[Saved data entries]
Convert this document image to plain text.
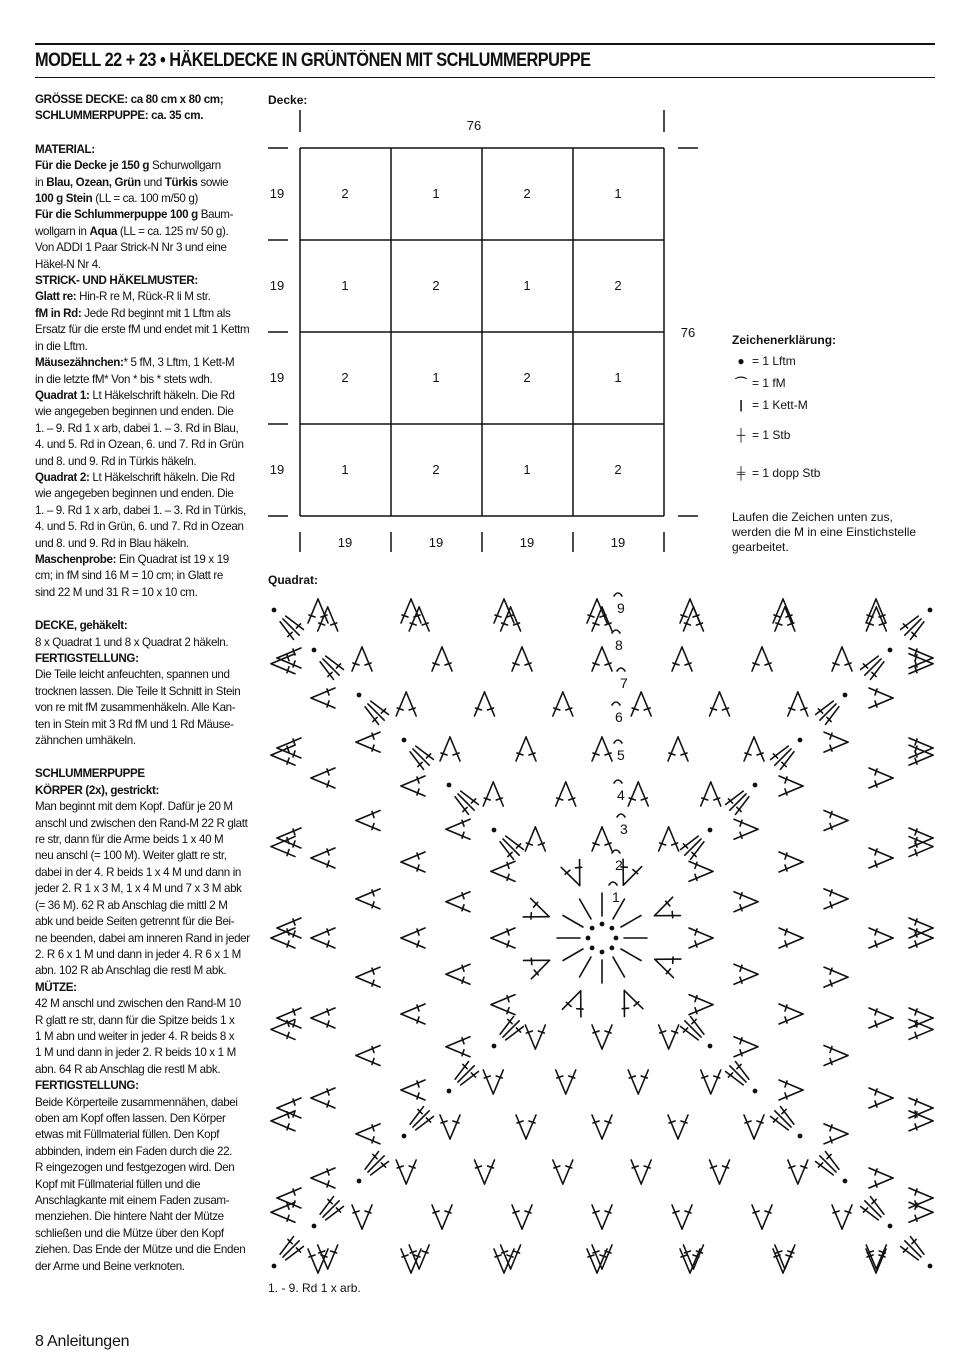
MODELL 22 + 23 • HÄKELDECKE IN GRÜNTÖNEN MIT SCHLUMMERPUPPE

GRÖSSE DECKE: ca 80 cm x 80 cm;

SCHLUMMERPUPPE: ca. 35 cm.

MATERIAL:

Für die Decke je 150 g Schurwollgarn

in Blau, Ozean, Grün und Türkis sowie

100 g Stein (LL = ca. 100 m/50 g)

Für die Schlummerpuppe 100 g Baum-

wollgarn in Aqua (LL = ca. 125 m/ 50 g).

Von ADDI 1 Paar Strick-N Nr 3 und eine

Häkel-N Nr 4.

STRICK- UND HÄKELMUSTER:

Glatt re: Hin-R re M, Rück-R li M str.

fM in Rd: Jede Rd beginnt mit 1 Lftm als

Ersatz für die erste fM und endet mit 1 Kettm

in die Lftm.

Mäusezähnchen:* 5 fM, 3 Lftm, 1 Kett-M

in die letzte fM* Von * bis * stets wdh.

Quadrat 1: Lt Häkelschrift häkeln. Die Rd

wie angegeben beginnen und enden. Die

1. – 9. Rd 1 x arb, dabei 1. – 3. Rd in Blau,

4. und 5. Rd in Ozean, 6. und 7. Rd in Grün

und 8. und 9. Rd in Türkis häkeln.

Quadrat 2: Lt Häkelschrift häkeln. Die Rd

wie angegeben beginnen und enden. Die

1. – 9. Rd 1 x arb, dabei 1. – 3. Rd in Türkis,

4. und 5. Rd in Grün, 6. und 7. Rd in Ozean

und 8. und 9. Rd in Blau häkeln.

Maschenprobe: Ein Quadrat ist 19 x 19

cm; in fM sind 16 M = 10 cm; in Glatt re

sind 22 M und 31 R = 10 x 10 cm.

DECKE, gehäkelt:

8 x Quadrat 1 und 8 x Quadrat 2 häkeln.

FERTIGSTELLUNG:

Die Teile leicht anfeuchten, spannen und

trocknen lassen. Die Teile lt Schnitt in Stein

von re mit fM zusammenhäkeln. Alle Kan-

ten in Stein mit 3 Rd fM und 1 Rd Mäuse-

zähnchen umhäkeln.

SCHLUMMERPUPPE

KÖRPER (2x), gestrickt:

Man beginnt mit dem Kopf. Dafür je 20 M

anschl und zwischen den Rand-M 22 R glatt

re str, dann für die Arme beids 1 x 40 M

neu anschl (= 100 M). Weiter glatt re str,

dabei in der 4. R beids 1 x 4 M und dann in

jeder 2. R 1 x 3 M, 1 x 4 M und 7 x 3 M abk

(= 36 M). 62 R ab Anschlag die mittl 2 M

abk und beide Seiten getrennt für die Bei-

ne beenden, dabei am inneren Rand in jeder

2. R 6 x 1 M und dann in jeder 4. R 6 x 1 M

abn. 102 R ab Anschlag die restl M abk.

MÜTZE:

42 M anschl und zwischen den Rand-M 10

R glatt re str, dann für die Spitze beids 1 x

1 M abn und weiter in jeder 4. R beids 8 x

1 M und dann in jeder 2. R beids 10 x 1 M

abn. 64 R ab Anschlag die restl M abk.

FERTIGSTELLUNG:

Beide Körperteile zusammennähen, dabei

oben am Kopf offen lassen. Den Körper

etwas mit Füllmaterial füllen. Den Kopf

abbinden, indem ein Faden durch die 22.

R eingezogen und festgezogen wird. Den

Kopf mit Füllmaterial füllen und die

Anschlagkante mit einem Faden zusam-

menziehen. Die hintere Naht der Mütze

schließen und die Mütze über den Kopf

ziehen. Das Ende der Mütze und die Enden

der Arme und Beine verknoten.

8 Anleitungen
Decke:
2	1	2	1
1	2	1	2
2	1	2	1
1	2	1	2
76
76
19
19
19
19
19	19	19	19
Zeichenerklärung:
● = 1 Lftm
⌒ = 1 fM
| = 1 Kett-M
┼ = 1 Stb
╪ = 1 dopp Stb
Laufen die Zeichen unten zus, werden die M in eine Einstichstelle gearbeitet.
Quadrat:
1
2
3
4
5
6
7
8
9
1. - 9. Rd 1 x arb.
--
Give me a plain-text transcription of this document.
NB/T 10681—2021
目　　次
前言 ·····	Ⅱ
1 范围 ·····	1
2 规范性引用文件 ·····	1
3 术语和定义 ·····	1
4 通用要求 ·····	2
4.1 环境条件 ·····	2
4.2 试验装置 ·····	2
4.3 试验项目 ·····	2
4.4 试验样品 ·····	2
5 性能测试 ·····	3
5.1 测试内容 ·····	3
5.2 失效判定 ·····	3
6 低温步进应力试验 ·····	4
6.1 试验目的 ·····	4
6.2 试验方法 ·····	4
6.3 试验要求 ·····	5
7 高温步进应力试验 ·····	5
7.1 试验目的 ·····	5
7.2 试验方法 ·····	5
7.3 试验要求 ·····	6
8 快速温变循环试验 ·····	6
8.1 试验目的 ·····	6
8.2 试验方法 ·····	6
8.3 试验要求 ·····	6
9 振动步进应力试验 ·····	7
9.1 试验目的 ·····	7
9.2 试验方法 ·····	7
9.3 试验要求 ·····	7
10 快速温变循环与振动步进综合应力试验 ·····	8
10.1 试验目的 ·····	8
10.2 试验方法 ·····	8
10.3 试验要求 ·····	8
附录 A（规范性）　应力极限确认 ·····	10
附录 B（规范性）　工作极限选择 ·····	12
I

*Aim of the task:*
Extract, from the material above, each line holding the word "Rand".

*Answer to this problem:*
anschl und zwischen den Rand-M 22 R glatt
ne beenden, dabei am inneren Rand in jeder
42 M anschl und zwischen den Rand-M 10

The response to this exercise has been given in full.